↓↓↓

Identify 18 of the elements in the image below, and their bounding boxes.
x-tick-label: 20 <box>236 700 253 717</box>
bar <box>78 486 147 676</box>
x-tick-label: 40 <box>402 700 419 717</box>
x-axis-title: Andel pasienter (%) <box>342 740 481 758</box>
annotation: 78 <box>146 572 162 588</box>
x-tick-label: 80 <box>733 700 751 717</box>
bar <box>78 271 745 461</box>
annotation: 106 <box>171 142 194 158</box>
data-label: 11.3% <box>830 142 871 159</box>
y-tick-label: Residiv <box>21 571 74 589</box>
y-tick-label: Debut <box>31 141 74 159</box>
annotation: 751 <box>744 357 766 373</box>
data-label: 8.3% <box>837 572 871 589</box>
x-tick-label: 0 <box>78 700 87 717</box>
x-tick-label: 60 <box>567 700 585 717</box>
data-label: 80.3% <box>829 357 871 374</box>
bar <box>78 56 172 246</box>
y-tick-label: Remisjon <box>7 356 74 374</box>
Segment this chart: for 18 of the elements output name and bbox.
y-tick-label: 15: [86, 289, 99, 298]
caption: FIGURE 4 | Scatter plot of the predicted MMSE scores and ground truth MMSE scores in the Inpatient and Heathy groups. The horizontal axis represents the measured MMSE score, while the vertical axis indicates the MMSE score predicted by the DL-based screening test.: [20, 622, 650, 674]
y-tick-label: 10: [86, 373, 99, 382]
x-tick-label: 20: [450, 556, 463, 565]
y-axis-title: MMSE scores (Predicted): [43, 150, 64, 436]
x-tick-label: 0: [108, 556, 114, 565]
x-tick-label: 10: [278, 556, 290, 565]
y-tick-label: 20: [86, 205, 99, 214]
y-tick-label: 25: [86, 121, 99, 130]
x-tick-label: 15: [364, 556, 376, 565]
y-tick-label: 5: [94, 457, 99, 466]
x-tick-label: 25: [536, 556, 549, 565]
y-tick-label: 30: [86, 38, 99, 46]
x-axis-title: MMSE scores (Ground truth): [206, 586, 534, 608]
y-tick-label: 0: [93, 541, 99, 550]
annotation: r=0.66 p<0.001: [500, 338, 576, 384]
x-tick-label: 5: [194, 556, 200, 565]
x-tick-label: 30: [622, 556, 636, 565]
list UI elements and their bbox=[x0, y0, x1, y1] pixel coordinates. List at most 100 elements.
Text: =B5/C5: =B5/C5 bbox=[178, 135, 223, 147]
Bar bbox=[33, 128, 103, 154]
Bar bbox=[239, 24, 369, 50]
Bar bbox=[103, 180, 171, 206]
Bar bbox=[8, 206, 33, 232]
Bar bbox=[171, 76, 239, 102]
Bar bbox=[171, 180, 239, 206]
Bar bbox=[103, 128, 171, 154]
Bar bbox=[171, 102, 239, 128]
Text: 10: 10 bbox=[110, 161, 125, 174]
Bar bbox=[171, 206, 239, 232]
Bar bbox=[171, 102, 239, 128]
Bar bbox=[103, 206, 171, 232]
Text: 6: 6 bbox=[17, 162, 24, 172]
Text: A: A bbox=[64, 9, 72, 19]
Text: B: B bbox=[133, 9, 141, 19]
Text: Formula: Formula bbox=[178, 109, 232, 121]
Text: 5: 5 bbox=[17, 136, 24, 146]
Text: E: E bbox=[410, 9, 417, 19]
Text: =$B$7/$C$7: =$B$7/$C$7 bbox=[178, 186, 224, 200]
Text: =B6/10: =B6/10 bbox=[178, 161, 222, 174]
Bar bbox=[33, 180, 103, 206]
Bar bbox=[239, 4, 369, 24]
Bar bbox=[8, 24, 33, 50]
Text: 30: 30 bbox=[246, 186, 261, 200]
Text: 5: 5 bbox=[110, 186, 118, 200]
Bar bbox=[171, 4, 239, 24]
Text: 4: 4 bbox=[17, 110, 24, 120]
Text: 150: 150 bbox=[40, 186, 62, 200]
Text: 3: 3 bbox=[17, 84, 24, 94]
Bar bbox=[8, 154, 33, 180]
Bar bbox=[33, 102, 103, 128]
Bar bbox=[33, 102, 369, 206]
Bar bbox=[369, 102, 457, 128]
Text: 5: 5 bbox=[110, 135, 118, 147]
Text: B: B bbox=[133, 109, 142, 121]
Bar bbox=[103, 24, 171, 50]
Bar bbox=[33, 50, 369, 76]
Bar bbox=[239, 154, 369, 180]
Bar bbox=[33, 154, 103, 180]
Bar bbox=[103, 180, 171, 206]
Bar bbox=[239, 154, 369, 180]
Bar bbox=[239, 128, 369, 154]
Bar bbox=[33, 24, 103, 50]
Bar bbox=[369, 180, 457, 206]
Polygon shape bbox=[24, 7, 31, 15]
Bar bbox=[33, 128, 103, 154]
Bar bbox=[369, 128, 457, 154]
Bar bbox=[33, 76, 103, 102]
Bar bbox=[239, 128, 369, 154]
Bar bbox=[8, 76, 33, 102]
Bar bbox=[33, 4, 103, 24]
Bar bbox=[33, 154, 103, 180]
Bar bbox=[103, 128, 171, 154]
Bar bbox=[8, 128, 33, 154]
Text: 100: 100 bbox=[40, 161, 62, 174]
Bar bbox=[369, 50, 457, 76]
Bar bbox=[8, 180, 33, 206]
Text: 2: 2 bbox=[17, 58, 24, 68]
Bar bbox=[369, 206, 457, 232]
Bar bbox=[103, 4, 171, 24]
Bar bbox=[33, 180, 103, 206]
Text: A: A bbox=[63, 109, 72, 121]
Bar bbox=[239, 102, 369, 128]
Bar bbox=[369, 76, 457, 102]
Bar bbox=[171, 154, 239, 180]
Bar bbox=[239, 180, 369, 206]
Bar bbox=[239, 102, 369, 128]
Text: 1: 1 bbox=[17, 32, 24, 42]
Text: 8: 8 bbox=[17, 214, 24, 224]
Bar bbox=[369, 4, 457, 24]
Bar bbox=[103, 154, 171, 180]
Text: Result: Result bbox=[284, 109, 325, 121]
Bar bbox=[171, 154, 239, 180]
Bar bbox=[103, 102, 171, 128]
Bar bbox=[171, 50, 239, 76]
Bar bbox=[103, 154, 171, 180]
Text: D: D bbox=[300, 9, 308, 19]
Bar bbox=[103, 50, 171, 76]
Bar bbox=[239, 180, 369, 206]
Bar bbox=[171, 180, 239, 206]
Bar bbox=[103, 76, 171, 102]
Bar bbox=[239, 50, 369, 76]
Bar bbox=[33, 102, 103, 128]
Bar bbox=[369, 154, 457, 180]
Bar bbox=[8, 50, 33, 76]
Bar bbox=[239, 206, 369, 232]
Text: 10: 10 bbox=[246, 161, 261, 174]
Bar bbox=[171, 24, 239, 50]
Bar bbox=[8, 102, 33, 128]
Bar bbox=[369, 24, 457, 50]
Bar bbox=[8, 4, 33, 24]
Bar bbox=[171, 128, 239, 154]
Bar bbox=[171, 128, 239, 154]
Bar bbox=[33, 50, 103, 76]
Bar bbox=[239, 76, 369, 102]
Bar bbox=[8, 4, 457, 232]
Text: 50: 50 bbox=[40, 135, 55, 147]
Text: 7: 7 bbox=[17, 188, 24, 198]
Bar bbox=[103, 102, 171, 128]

↑↑↑

* Brief
Reproduce all of the entries above line for line, without changing a single character.

* Full output
Identify 18 of the elements in the image below, and their bounding boxes.
x-tick-label: 20 <box>236 700 253 717</box>
bar <box>78 486 147 676</box>
x-tick-label: 40 <box>402 700 419 717</box>
x-axis-title: Andel pasienter (%) <box>342 740 481 758</box>
annotation: 78 <box>146 572 162 588</box>
x-tick-label: 80 <box>733 700 751 717</box>
bar <box>78 271 745 461</box>
annotation: 106 <box>171 142 194 158</box>
data-label: 11.3% <box>830 142 871 159</box>
y-tick-label: Residiv <box>21 571 74 589</box>
y-tick-label: Debut <box>31 141 74 159</box>
annotation: 751 <box>744 357 766 373</box>
data-label: 8.3% <box>837 572 871 589</box>
x-tick-label: 0 <box>78 700 87 717</box>
x-tick-label: 60 <box>567 700 585 717</box>
data-label: 80.3% <box>829 357 871 374</box>
bar <box>78 56 172 246</box>
y-tick-label: Remisjon <box>7 356 74 374</box>
Segment this chart: for 18 of the elements output name and bbox.
y-tick-label: 15: [86, 289, 99, 298]
caption: FIGURE 4 | Scatter plot of the predicted MMSE scores and ground truth MMSE scores in the Inpatient and Heathy groups. The horizontal axis represents the measured MMSE score, while the vertical axis indicates the MMSE score predicted by the DL-based screening test.: [20, 622, 650, 674]
y-tick-label: 10: [86, 373, 99, 382]
x-tick-label: 20: [450, 556, 463, 565]
y-axis-title: MMSE scores (Predicted): [43, 150, 64, 436]
x-tick-label: 0: [108, 556, 114, 565]
x-tick-label: 10: [278, 556, 290, 565]
y-tick-label: 20: [86, 205, 99, 214]
y-tick-label: 25: [86, 121, 99, 130]
x-tick-label: 15: [364, 556, 376, 565]
y-tick-label: 5: [94, 457, 99, 466]
x-tick-label: 25: [536, 556, 549, 565]
y-tick-label: 30: [86, 38, 99, 46]
x-axis-title: MMSE scores (Ground truth): [206, 586, 534, 608]
y-tick-label: 0: [93, 541, 99, 550]
annotation: r=0.66 p<0.001: [500, 338, 576, 384]
x-tick-label: 5: [194, 556, 200, 565]
x-tick-label: 30: [622, 556, 636, 565]
list UI elements and their bbox=[x0, y0, x1, y1] pixel coordinates. List at most 100 elements.
Text: =B5/C5: =B5/C5 bbox=[178, 135, 223, 147]
Bar bbox=[33, 128, 103, 154]
Bar bbox=[239, 24, 369, 50]
Bar bbox=[103, 180, 171, 206]
Bar bbox=[8, 206, 33, 232]
Bar bbox=[171, 76, 239, 102]
Bar bbox=[171, 180, 239, 206]
Bar bbox=[103, 128, 171, 154]
Bar bbox=[171, 102, 239, 128]
Text: 10: 10 bbox=[110, 161, 125, 174]
Bar bbox=[171, 206, 239, 232]
Bar bbox=[171, 102, 239, 128]
Bar bbox=[103, 206, 171, 232]
Text: 6: 6 bbox=[17, 162, 24, 172]
Text: A: A bbox=[64, 9, 72, 19]
Text: B: B bbox=[133, 9, 141, 19]
Text: Formula: Formula bbox=[178, 109, 232, 121]
Text: 5: 5 bbox=[17, 136, 24, 146]
Text: E: E bbox=[410, 9, 417, 19]
Text: =$B$7/$C$7: =$B$7/$C$7 bbox=[178, 186, 224, 200]
Text: =B6/10: =B6/10 bbox=[178, 161, 222, 174]
Bar bbox=[33, 180, 103, 206]
Bar bbox=[239, 4, 369, 24]
Bar bbox=[8, 24, 33, 50]
Text: 30: 30 bbox=[246, 186, 261, 200]
Text: 5: 5 bbox=[110, 186, 118, 200]
Bar bbox=[171, 4, 239, 24]
Text: 4: 4 bbox=[17, 110, 24, 120]
Text: 150: 150 bbox=[40, 186, 62, 200]
Text: 3: 3 bbox=[17, 84, 24, 94]
Bar bbox=[8, 154, 33, 180]
Bar bbox=[33, 102, 103, 128]
Bar bbox=[33, 102, 369, 206]
Bar bbox=[369, 102, 457, 128]
Text: 5: 5 bbox=[110, 135, 118, 147]
Text: B: B bbox=[133, 109, 142, 121]
Bar bbox=[103, 24, 171, 50]
Bar bbox=[33, 50, 369, 76]
Bar bbox=[239, 154, 369, 180]
Bar bbox=[33, 154, 103, 180]
Bar bbox=[103, 180, 171, 206]
Bar bbox=[239, 154, 369, 180]
Bar bbox=[239, 128, 369, 154]
Bar bbox=[33, 24, 103, 50]
Bar bbox=[369, 180, 457, 206]
Polygon shape bbox=[24, 7, 31, 15]
Bar bbox=[33, 128, 103, 154]
Bar bbox=[369, 128, 457, 154]
Bar bbox=[33, 76, 103, 102]
Bar bbox=[239, 128, 369, 154]
Bar bbox=[8, 76, 33, 102]
Bar bbox=[33, 4, 103, 24]
Bar bbox=[33, 154, 103, 180]
Bar bbox=[103, 128, 171, 154]
Bar bbox=[8, 128, 33, 154]
Text: 100: 100 bbox=[40, 161, 62, 174]
Bar bbox=[369, 50, 457, 76]
Bar bbox=[8, 180, 33, 206]
Text: 2: 2 bbox=[17, 58, 24, 68]
Bar bbox=[369, 206, 457, 232]
Bar bbox=[103, 4, 171, 24]
Bar bbox=[33, 180, 103, 206]
Text: A: A bbox=[63, 109, 72, 121]
Bar bbox=[239, 102, 369, 128]
Bar bbox=[369, 76, 457, 102]
Bar bbox=[171, 154, 239, 180]
Bar bbox=[239, 180, 369, 206]
Bar bbox=[239, 102, 369, 128]
Text: 1: 1 bbox=[17, 32, 24, 42]
Text: 8: 8 bbox=[17, 214, 24, 224]
Bar bbox=[369, 4, 457, 24]
Bar bbox=[103, 154, 171, 180]
Text: Result: Result bbox=[284, 109, 325, 121]
Bar bbox=[171, 154, 239, 180]
Bar bbox=[103, 102, 171, 128]
Bar bbox=[171, 50, 239, 76]
Bar bbox=[103, 154, 171, 180]
Text: D: D bbox=[300, 9, 308, 19]
Bar bbox=[103, 50, 171, 76]
Bar bbox=[239, 180, 369, 206]
Bar bbox=[171, 180, 239, 206]
Bar bbox=[103, 76, 171, 102]
Bar bbox=[239, 50, 369, 76]
Bar bbox=[33, 102, 103, 128]
Bar bbox=[369, 154, 457, 180]
Bar bbox=[8, 50, 33, 76]
Bar bbox=[239, 206, 369, 232]
Text: 10: 10 bbox=[246, 161, 261, 174]
Bar bbox=[171, 24, 239, 50]
Bar bbox=[8, 102, 33, 128]
Bar bbox=[369, 24, 457, 50]
Bar bbox=[8, 4, 33, 24]
Bar bbox=[171, 128, 239, 154]
Bar bbox=[171, 128, 239, 154]
Bar bbox=[33, 50, 103, 76]
Bar bbox=[239, 76, 369, 102]
Bar bbox=[8, 4, 457, 232]
Text: 50: 50 bbox=[40, 135, 55, 147]
Text: 7: 7 bbox=[17, 188, 24, 198]
Bar bbox=[103, 102, 171, 128]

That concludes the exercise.